Exercise task:
In the material below, find every line with "процессных" and pull it out.
+++++
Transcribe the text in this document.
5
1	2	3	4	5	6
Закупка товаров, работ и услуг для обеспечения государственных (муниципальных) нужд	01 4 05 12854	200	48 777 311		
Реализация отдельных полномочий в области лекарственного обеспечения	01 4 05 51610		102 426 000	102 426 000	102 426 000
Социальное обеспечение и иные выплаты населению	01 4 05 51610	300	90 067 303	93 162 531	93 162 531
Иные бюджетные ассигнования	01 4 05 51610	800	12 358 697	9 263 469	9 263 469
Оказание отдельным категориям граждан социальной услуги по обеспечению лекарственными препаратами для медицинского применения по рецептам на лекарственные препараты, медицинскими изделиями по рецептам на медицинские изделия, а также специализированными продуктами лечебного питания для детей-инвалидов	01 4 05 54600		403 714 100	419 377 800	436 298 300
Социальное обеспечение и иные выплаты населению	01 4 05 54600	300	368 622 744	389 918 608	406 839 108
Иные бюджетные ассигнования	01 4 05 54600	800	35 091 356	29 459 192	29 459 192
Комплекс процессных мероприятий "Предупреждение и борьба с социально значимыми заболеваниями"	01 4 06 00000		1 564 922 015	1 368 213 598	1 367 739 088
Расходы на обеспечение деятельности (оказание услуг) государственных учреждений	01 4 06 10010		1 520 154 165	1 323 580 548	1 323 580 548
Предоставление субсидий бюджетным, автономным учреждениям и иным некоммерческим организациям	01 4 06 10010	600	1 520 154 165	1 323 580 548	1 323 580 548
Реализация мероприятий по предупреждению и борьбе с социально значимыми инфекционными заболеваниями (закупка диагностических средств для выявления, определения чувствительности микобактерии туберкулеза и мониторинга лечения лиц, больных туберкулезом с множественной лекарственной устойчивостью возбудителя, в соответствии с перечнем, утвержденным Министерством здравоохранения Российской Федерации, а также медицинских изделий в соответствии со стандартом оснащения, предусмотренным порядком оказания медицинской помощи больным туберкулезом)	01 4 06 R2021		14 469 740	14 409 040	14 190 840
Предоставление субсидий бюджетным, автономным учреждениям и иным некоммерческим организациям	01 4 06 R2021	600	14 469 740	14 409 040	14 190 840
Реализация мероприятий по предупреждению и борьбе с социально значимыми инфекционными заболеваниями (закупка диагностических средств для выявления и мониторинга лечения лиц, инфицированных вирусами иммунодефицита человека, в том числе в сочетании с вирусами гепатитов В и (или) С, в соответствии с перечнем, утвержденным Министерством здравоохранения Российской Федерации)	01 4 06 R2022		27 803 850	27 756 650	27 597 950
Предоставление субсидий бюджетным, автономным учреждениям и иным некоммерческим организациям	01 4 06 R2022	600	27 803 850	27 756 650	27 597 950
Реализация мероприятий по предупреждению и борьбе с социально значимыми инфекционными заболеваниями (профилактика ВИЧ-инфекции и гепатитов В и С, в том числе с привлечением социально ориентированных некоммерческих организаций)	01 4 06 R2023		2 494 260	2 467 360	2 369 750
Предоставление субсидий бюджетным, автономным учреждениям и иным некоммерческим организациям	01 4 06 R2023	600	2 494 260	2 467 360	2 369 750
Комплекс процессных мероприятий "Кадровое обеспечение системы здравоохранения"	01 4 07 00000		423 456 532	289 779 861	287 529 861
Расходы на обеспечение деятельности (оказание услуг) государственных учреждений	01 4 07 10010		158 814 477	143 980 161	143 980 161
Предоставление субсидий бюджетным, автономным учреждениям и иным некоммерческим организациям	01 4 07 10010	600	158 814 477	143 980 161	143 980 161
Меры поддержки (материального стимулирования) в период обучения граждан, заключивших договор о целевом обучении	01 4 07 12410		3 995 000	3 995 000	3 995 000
+++++
The completed task:
Комплекс процессных мероприятий "Предупреждение и борьба с социально значимыми заболеваниями"	01 4 06 00000		1 564 922 015	1 368 213 598	1 367 739 088
Комплекс процессных мероприятий "Кадровое обеспечение системы здравоохранения"	01 4 07 00000		423 456 532	289 779 861	287 529 861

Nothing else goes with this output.